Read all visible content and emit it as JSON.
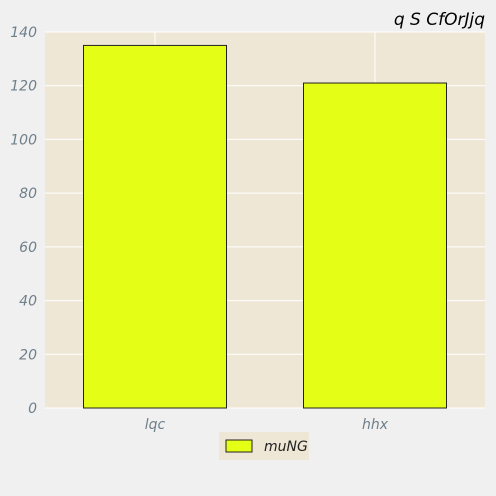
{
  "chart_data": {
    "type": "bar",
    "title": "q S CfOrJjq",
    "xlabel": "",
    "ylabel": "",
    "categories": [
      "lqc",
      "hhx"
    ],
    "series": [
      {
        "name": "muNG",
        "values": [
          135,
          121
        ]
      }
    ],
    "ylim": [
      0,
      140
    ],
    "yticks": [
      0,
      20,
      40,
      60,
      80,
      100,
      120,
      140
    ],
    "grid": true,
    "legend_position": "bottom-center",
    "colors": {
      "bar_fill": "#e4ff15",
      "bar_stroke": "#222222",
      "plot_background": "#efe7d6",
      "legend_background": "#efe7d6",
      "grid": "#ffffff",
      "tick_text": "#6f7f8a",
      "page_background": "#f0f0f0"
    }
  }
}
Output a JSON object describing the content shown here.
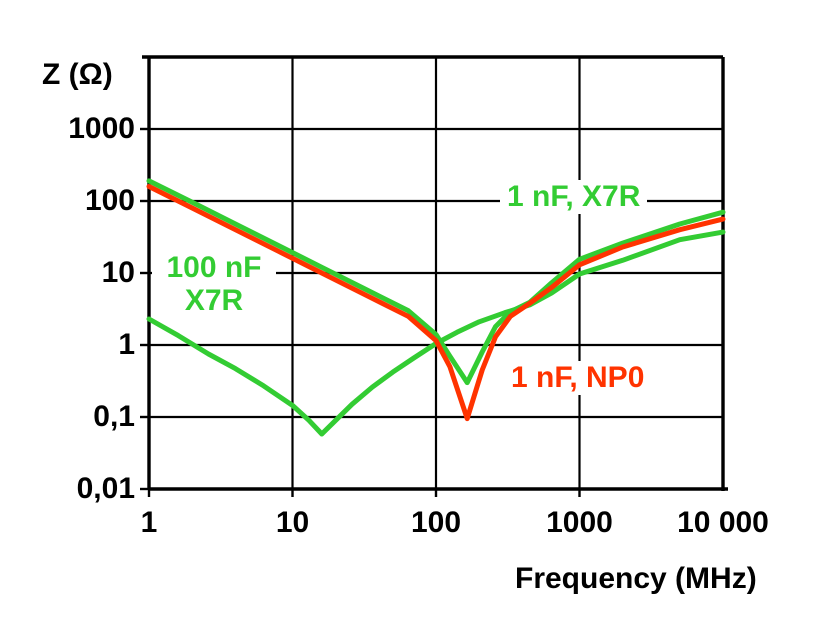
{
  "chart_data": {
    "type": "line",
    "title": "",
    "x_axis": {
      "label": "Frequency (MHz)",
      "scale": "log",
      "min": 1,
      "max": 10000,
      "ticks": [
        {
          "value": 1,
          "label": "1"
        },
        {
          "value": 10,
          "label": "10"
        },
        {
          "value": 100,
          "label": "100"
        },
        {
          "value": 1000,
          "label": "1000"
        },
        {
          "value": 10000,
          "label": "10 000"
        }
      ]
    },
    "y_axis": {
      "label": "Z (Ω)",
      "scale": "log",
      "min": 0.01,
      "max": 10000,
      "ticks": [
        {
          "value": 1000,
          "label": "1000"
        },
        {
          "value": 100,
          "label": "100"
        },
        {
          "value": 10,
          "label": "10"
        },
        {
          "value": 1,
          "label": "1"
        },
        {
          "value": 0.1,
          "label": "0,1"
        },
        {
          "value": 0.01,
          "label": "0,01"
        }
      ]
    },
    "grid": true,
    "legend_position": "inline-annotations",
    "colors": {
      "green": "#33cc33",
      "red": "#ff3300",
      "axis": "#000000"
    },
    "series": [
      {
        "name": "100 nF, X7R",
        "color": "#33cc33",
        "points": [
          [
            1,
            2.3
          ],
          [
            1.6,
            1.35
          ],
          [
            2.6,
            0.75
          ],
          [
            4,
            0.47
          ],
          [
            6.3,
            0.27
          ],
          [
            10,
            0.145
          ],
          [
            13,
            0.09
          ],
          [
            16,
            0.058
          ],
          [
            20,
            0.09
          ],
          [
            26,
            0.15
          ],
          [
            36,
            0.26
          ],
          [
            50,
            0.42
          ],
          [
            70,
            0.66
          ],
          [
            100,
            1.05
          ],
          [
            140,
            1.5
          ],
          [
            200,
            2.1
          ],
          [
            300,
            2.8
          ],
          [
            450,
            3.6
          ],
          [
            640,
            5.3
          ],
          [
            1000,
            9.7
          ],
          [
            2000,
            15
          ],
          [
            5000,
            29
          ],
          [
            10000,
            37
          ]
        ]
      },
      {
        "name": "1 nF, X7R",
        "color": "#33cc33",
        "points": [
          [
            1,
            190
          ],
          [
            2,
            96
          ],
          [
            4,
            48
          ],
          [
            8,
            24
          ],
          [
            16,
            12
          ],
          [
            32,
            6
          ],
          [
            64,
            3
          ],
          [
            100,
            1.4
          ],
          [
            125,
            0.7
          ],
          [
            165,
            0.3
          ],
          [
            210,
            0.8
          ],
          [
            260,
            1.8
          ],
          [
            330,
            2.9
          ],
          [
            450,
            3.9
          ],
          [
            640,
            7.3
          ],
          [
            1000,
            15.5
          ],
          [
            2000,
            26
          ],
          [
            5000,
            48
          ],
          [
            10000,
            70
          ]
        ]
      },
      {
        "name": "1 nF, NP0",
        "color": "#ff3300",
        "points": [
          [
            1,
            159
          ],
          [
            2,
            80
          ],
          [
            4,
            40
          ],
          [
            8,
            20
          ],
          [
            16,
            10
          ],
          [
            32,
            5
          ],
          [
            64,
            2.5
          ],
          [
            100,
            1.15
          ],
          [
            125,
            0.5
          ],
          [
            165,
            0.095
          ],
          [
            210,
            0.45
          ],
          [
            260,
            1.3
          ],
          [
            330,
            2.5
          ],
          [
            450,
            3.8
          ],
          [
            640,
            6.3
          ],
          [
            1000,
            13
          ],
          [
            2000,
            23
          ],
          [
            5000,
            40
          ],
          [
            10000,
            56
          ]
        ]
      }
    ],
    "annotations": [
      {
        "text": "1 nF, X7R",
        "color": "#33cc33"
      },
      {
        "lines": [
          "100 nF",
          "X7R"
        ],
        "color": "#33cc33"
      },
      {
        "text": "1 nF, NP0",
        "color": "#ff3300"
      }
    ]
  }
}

•••••

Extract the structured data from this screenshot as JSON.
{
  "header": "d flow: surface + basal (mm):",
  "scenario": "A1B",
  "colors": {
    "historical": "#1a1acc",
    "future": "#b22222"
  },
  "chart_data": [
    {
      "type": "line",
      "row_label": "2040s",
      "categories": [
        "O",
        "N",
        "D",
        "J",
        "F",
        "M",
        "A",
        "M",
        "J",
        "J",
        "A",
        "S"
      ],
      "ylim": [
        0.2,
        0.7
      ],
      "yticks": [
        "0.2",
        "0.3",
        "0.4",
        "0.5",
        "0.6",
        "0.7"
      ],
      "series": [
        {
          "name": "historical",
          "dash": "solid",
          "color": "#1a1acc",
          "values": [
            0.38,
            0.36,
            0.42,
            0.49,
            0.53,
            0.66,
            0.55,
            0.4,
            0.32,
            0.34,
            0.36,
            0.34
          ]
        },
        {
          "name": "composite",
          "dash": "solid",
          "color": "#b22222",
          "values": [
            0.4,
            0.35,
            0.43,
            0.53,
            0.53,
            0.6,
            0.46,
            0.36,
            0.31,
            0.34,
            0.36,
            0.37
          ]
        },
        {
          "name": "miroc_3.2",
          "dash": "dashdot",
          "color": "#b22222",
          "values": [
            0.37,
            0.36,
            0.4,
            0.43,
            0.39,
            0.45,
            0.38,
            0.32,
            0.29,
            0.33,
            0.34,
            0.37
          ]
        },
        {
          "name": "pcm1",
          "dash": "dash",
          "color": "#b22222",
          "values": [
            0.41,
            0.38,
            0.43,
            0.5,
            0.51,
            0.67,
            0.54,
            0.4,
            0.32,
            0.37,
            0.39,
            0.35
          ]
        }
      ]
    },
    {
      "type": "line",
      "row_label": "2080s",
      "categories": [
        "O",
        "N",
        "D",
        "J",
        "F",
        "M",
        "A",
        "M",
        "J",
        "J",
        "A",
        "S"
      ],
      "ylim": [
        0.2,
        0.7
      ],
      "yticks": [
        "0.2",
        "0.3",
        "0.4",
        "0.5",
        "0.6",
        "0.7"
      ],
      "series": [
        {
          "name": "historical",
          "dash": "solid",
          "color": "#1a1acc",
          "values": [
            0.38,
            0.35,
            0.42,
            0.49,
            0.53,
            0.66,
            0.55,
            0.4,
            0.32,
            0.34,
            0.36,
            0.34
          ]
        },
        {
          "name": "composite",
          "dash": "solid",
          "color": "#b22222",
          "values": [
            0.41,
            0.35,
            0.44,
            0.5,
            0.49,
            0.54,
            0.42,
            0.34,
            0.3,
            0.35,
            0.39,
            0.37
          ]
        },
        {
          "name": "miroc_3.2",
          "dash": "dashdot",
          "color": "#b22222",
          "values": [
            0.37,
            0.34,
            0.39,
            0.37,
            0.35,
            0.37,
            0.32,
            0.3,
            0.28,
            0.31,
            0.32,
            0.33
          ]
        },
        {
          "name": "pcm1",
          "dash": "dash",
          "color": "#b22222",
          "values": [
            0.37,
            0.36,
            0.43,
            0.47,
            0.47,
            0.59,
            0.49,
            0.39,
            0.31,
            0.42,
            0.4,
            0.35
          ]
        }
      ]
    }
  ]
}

•••••

What you have to do >> Say how many lines of the data hold the string "content". Reply with the number alone.

Solution for this task >> 2